Given information:
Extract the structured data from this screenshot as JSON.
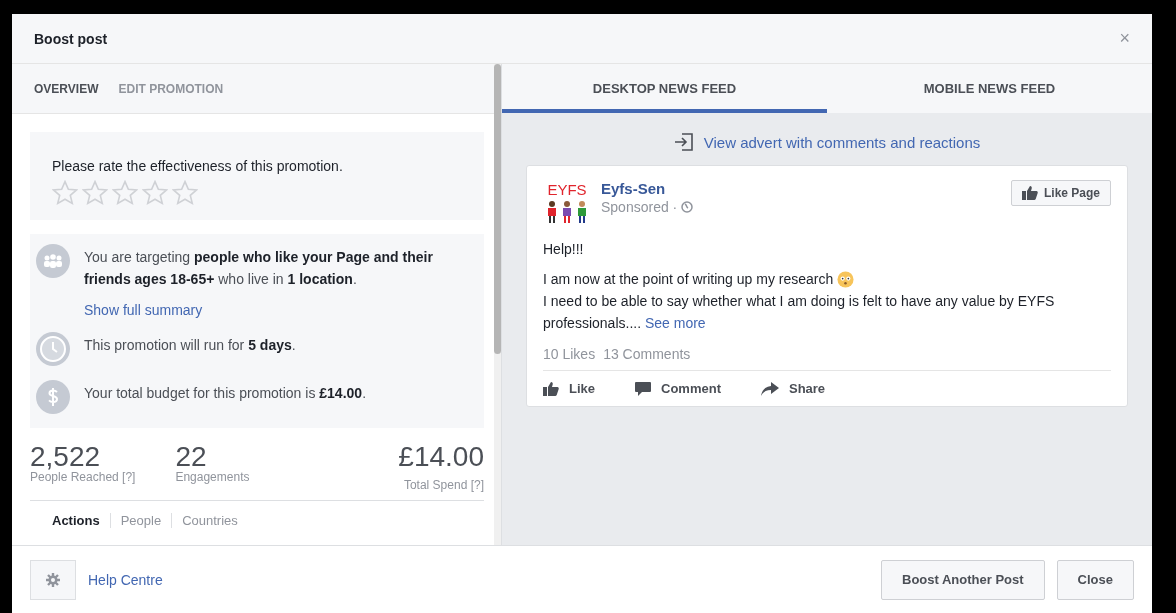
{
  "dialog": {
    "title": "Boost post",
    "close": "×"
  },
  "left_tabs": [
    {
      "label": "OVERVIEW",
      "selected": true
    },
    {
      "label": "EDIT PROMOTION",
      "selected": false
    }
  ],
  "rating": {
    "prompt": "Please rate the effectiveness of this promotion.",
    "stars": 0
  },
  "summary": [
    {
      "kind": "audience",
      "text": "You are targeting **people who like your Page and their friends ages 18-65+** who live in **1 location**.",
      "link": "Show full summary"
    },
    {
      "kind": "duration",
      "text": "This promotion will run for **5 days**."
    },
    {
      "kind": "budget",
      "text": "Your total budget for this promotion is **£14.00**."
    }
  ],
  "stats": [
    {
      "value": "2,522",
      "label": "People Reached [?]"
    },
    {
      "value": "22",
      "label": "Engagements"
    },
    {
      "value": "£14.00",
      "label": "Total Spend [?]"
    }
  ],
  "stat_tabs": [
    {
      "label": "Actions",
      "selected": true
    },
    {
      "label": "People",
      "selected": false
    },
    {
      "label": "Countries",
      "selected": false
    }
  ],
  "preview_tabs": [
    {
      "label": "DESKTOP NEWS FEED",
      "selected": true
    },
    {
      "label": "MOBILE NEWS FEED",
      "selected": false
    }
  ],
  "view_link": "View advert with comments and reactions",
  "post": {
    "logo_text": "EYFS",
    "page": "Eyfs-Sen",
    "meta": "Sponsored ·",
    "like_page": "Like Page",
    "heading": "Help!!!",
    "line1": "I am now at the point of writing up my research",
    "line2": "I need to be able to say whether what I am doing is felt to have any value by EYFS professionals....",
    "see_more": "See more",
    "counts": [
      "10 Likes",
      "13 Comments"
    ],
    "actions": [
      {
        "kind": "like",
        "label": "Like"
      },
      {
        "kind": "comment",
        "label": "Comment"
      },
      {
        "kind": "share",
        "label": "Share"
      }
    ]
  },
  "footer": {
    "help": "Help Centre",
    "buttons": [
      "Boost Another Post",
      "Close"
    ]
  }
}
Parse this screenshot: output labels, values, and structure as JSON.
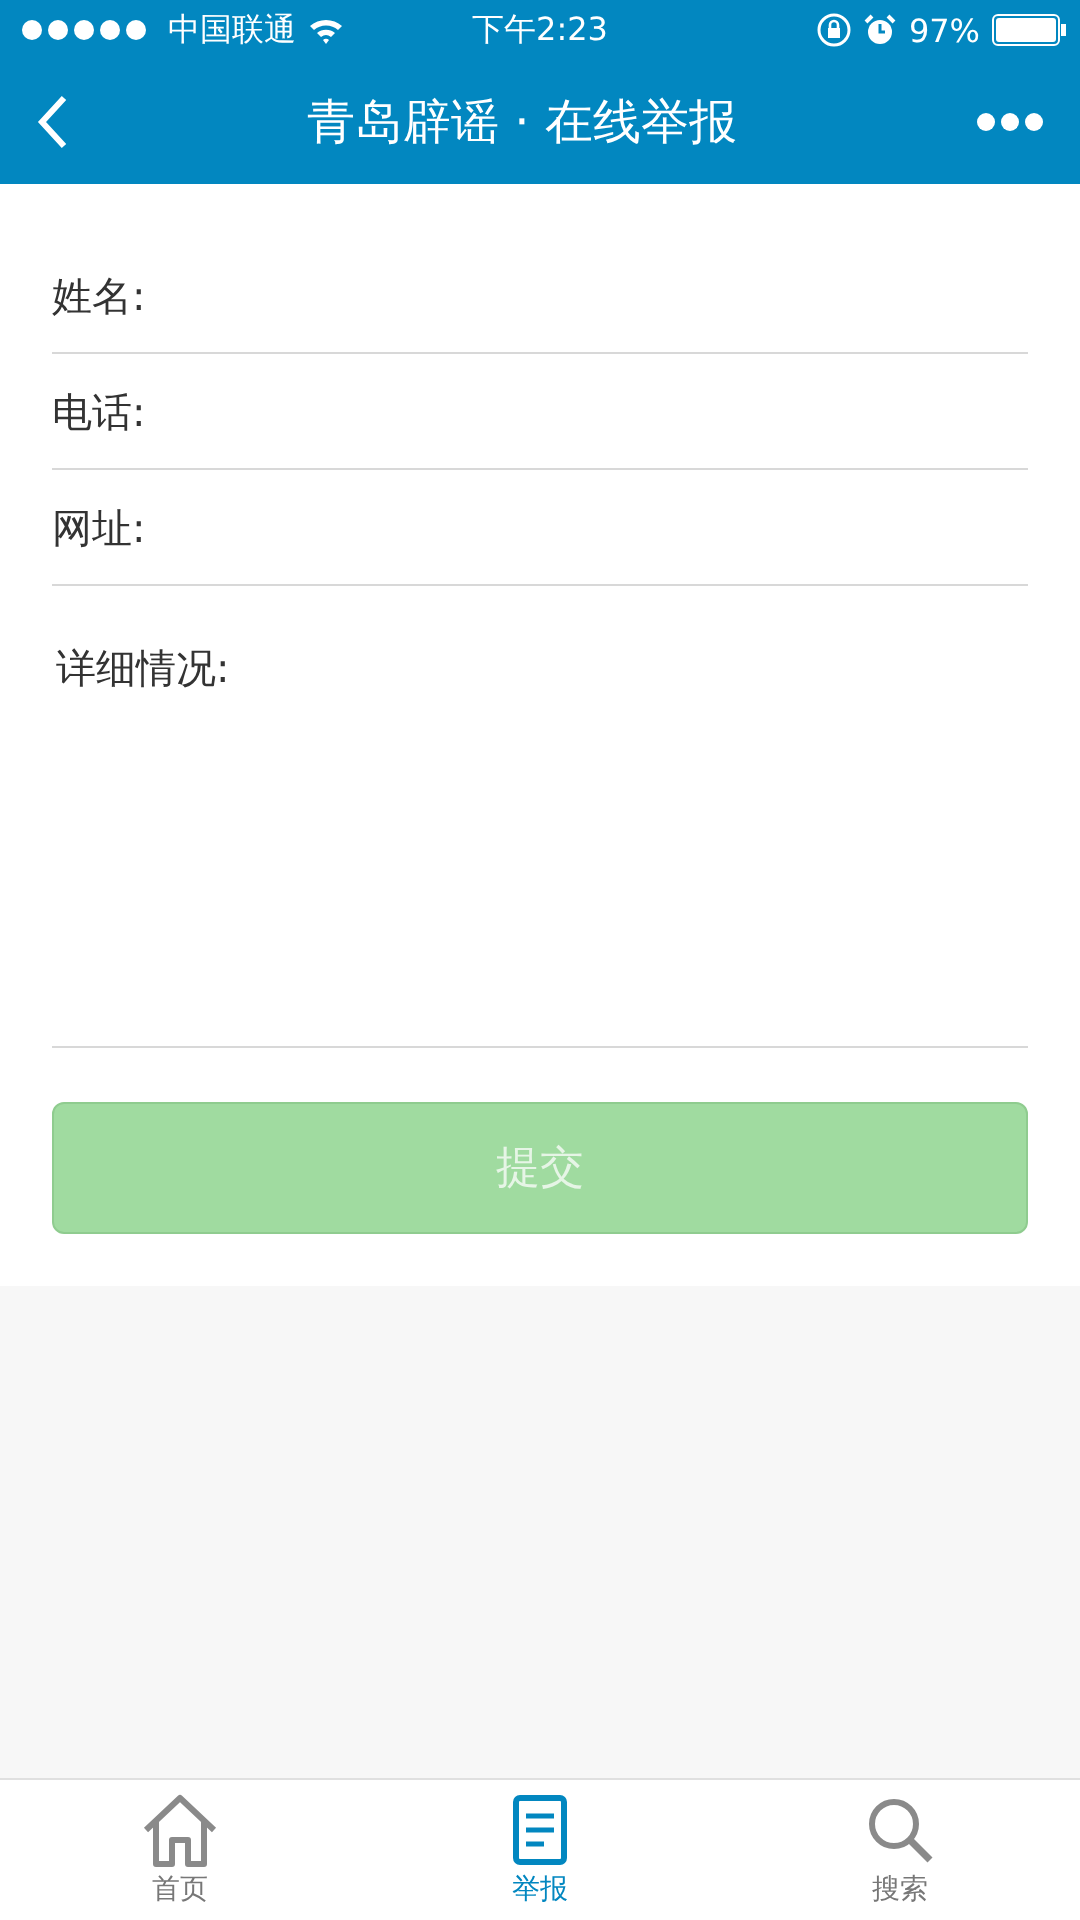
{
  "status_bar": {
    "carrier": "中国联通",
    "time": "下午2:23",
    "battery": "97%"
  },
  "nav_bar": {
    "title": "青岛辟谣 · 在线举报"
  },
  "form": {
    "fields": [
      {
        "label": "姓名:"
      },
      {
        "label": "电话:"
      },
      {
        "label": "网址:"
      }
    ],
    "details": {
      "label": "详细情况:"
    },
    "submit": {
      "label": "提交",
      "disabled": true
    }
  },
  "tab_bar": [
    {
      "label": "首页",
      "selected": false,
      "kind": "home"
    },
    {
      "label": "举报",
      "selected": true,
      "kind": "report"
    },
    {
      "label": "搜索",
      "selected": false,
      "kind": "search"
    }
  ]
}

Task statement:
Copy out the lines in which the string "JSON" appears.

Solution for this problem:
Extract the structured data from this screenshot as JSON.
Parse this screenshot: output labels, values, and structure as JSON.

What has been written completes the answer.